**Task objective**
Find the lines holding "autres" and copy them.

····················

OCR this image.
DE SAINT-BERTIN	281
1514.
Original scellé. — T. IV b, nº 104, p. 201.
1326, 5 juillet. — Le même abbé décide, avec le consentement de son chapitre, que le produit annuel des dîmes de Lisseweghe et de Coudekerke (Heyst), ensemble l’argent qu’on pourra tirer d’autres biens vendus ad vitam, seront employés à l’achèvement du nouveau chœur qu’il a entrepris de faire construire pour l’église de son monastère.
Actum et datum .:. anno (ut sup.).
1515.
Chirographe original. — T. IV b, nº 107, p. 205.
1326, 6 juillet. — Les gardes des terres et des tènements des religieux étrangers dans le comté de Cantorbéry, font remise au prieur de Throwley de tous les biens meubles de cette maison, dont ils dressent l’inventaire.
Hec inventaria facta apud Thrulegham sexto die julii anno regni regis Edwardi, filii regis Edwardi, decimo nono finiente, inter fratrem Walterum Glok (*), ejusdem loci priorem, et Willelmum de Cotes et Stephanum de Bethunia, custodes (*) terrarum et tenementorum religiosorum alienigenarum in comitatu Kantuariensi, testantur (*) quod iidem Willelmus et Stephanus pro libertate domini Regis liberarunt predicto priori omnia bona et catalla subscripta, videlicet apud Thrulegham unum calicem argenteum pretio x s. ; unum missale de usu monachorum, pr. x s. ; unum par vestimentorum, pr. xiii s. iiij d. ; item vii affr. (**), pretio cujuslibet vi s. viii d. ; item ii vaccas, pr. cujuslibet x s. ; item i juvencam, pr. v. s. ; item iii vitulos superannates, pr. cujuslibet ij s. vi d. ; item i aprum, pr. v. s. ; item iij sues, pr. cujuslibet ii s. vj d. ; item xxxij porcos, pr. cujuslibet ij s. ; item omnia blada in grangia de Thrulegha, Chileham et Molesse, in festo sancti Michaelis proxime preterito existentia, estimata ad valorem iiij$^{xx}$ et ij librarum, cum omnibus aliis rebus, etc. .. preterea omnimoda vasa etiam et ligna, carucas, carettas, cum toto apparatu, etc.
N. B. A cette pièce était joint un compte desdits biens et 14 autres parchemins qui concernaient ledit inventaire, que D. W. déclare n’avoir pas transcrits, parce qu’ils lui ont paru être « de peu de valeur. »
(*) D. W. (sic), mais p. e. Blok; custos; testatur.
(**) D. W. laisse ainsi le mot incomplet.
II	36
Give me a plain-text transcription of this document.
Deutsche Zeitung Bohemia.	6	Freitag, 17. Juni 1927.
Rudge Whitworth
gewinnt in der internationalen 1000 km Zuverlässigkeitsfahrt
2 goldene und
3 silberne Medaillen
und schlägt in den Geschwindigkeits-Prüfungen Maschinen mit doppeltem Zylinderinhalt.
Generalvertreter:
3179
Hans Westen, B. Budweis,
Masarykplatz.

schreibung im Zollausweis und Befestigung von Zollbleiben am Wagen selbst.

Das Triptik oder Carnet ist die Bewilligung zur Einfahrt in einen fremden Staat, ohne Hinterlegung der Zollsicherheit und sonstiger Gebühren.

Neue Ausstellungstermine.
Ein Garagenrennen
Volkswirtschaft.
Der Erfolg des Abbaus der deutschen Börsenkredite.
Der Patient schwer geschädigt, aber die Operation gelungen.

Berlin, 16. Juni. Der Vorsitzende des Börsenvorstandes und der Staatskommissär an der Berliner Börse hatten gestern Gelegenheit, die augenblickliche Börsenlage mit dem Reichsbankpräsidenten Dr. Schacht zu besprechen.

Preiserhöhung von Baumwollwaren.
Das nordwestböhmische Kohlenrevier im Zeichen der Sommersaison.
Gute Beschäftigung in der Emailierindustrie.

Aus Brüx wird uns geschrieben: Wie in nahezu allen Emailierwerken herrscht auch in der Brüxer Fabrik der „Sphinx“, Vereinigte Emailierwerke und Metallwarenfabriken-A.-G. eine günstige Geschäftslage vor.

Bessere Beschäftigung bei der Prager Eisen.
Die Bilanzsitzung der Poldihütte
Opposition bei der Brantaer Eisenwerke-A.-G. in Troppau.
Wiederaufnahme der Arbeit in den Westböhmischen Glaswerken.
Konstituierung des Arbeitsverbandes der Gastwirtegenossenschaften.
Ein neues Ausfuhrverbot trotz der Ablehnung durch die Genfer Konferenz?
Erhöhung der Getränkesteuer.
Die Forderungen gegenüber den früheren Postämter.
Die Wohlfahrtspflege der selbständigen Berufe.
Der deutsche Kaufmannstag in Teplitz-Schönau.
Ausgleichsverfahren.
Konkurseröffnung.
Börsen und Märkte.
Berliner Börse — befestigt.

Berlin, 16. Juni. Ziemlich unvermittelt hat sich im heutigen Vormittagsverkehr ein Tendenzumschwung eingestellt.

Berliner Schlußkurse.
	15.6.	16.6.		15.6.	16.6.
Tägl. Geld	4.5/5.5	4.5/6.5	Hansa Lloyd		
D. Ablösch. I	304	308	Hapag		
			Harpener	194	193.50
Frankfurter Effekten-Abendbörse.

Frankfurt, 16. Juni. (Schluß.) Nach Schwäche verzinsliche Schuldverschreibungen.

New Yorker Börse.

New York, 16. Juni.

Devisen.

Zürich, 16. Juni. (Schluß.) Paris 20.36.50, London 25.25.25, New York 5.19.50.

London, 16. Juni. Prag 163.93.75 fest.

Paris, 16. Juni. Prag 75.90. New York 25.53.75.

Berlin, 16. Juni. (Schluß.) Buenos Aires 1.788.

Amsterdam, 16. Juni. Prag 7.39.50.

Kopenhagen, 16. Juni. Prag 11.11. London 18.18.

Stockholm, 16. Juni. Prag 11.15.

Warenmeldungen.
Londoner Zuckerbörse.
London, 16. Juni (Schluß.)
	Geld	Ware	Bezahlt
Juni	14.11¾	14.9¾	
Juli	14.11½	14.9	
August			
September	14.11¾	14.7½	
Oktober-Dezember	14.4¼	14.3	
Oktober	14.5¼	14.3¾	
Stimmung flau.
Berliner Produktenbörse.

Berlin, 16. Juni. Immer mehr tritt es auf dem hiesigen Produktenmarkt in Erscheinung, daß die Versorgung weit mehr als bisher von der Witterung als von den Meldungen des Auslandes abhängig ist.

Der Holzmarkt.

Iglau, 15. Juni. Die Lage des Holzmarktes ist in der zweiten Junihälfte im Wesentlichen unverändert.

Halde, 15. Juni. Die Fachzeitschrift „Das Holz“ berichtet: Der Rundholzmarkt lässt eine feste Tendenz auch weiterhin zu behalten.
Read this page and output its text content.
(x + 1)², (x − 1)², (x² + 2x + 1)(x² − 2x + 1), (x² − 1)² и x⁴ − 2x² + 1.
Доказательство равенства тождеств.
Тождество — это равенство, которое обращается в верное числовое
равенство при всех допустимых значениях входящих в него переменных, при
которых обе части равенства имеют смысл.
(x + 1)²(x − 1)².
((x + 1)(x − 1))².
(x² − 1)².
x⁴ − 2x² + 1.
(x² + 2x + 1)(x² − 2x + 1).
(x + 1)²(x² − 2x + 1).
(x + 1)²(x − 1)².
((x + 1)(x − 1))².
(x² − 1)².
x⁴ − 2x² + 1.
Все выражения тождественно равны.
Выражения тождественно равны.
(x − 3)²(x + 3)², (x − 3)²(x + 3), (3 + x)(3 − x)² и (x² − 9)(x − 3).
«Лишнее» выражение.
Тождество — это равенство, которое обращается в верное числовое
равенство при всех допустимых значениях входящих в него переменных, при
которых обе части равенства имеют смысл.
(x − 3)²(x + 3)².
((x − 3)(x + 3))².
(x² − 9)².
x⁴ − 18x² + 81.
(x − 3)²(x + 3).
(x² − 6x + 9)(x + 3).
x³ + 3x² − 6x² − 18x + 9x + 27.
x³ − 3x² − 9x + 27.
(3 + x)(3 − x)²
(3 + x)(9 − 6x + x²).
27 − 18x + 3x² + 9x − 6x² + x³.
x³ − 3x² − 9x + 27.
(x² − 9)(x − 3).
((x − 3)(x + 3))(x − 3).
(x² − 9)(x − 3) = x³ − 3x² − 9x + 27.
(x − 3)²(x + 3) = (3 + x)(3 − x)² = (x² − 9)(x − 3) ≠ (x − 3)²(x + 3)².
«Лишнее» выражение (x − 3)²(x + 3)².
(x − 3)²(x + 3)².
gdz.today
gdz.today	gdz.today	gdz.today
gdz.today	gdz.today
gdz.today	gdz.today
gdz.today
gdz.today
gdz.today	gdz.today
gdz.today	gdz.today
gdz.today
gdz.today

····················

**Reply**
1326, 5 juillet. — Le même abbé décide, avec le consentement de son chapitre, que le produit annuel des dîmes de Lisseweghe et de Coudekerke (Heyst), ensemble l’argent qu’on pourra tirer d’autres biens vendus ad vitam, seront employés à l’achèvement du nouveau chœur qu’il a entrepris de faire construire pour l’église de son monastère.
N. B. A cette pièce était joint un compte desdits biens et 14 autres parchemins qui concernaient ledit inventaire, que D. W. déclare n’avoir pas transcrits, parce qu’ils lui ont paru être « de peu de valeur. »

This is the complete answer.